DIRECTION:
Here are records with pictures in them. Copy all of them exactly and leave the pictures out.

PROVIDED INFORMATION:
****************************************
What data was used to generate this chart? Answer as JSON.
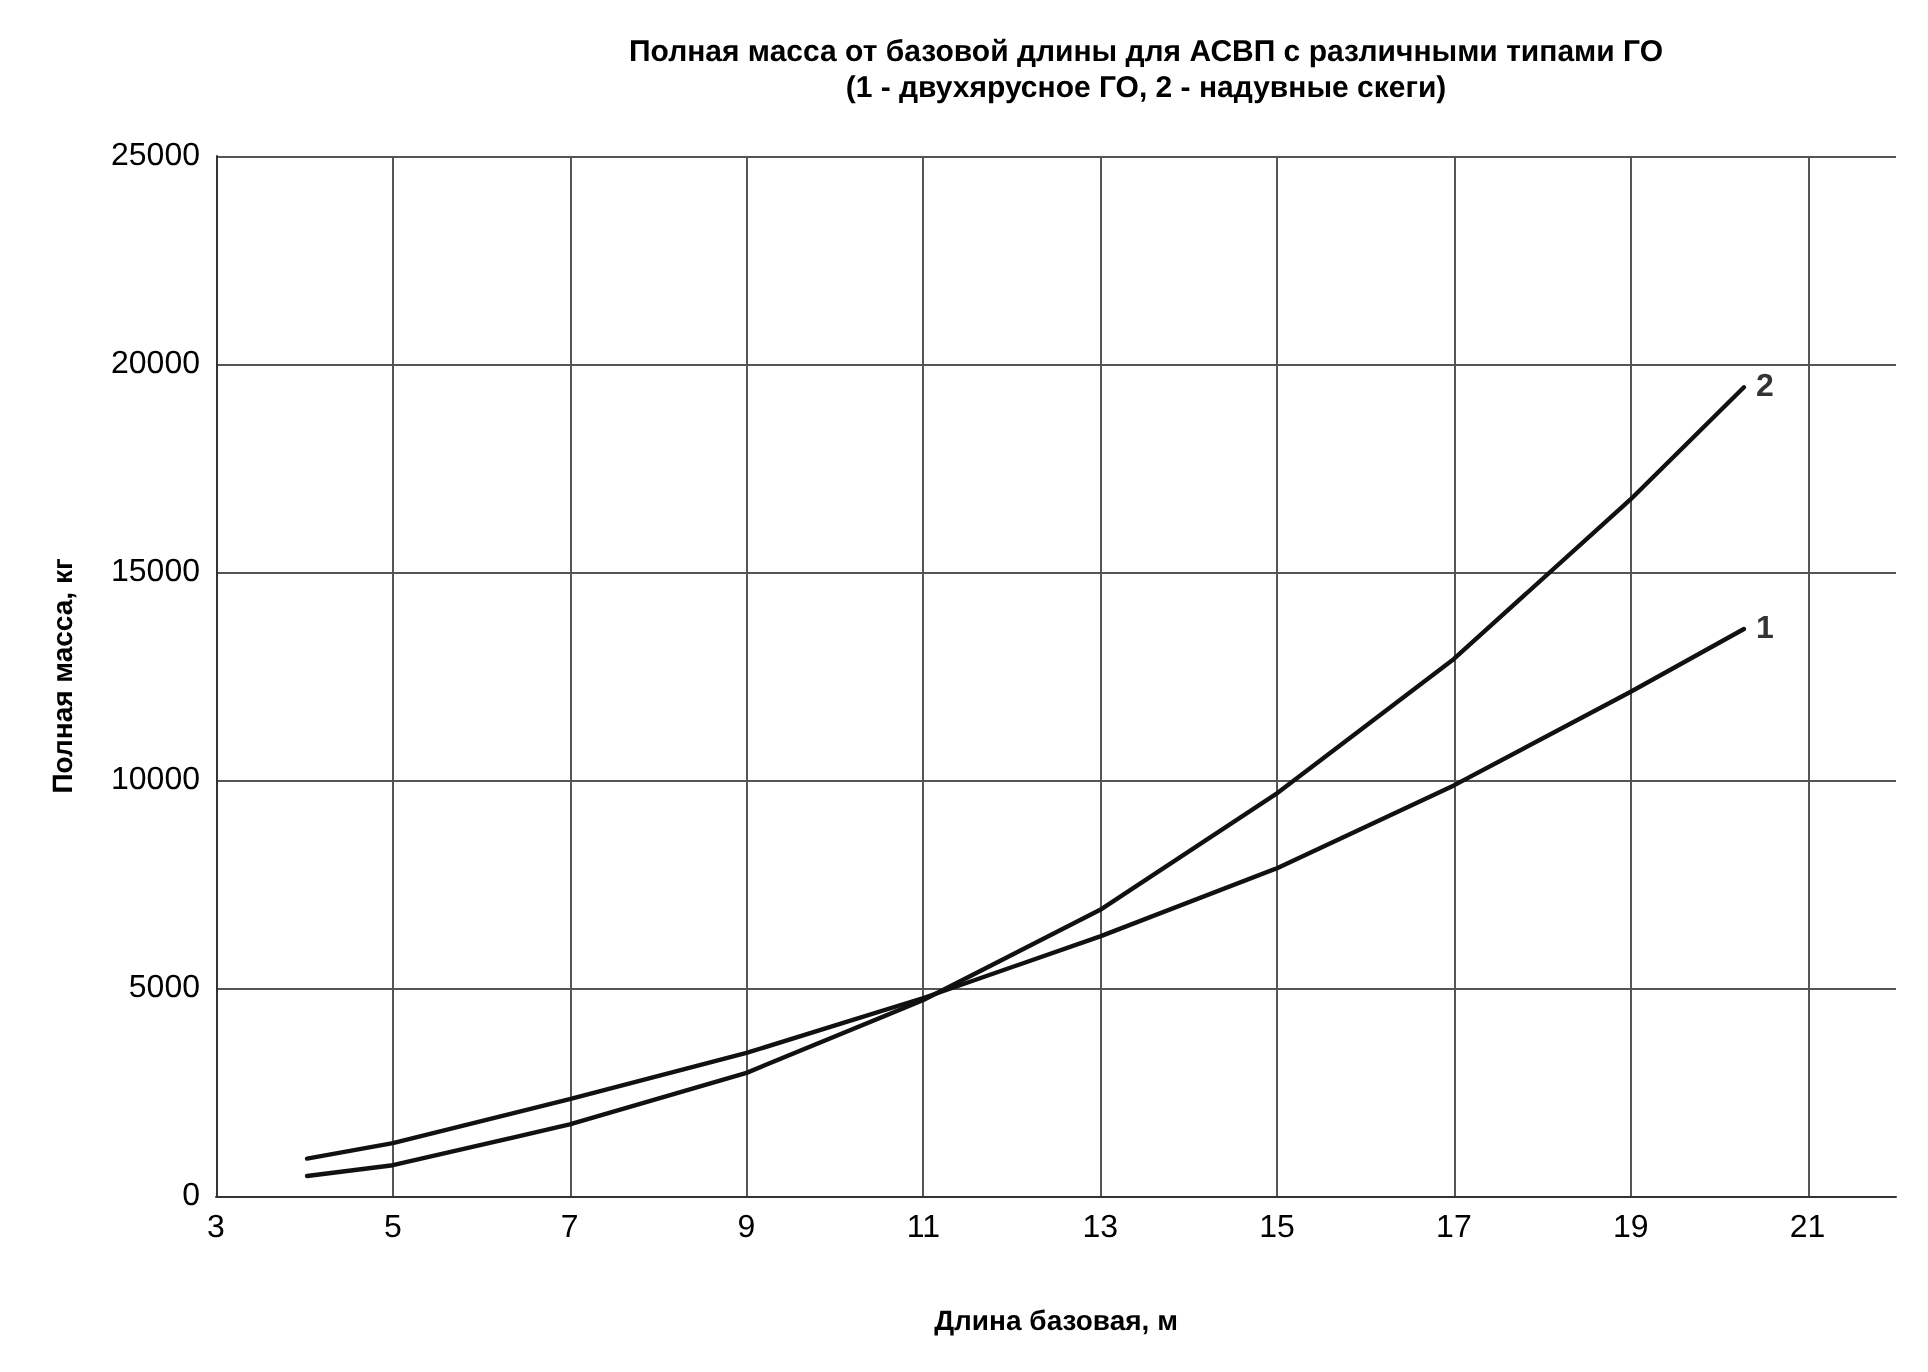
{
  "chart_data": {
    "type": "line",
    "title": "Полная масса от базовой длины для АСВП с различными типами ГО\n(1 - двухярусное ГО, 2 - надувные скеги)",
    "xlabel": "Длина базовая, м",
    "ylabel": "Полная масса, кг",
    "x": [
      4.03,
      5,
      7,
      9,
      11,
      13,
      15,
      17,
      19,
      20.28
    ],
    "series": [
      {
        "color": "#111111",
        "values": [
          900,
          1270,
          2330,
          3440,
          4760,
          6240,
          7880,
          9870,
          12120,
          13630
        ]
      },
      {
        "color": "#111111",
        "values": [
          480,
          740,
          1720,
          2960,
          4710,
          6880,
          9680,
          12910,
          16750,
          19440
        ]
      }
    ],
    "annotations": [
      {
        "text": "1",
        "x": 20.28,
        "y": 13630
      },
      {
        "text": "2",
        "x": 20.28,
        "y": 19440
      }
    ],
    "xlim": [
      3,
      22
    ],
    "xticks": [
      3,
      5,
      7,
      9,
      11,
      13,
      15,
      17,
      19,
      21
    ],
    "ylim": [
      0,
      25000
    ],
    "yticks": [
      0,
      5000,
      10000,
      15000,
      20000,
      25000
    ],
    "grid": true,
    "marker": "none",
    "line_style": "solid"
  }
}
****************************************
FULL OUTPUT:
What data was used to generate this chart? Answer as JSON.
{
  "chart_data": {
    "type": "line",
    "title": "Полная масса от базовой длины для АСВП с различными типами ГО\n(1 - двухярусное ГО, 2 - надувные скеги)",
    "xlabel": "Длина базовая, м",
    "ylabel": "Полная масса, кг",
    "x": [
      4.03,
      5,
      7,
      9,
      11,
      13,
      15,
      17,
      19,
      20.28
    ],
    "series": [
      {
        "color": "#111111",
        "values": [
          900,
          1270,
          2330,
          3440,
          4760,
          6240,
          7880,
          9870,
          12120,
          13630
        ]
      },
      {
        "color": "#111111",
        "values": [
          480,
          740,
          1720,
          2960,
          4710,
          6880,
          9680,
          12910,
          16750,
          19440
        ]
      }
    ],
    "annotations": [
      {
        "text": "1",
        "x": 20.28,
        "y": 13630
      },
      {
        "text": "2",
        "x": 20.28,
        "y": 19440
      }
    ],
    "xlim": [
      3,
      22
    ],
    "xticks": [
      3,
      5,
      7,
      9,
      11,
      13,
      15,
      17,
      19,
      21
    ],
    "ylim": [
      0,
      25000
    ],
    "yticks": [
      0,
      5000,
      10000,
      15000,
      20000,
      25000
    ],
    "grid": true,
    "marker": "none",
    "line_style": "solid"
  }
}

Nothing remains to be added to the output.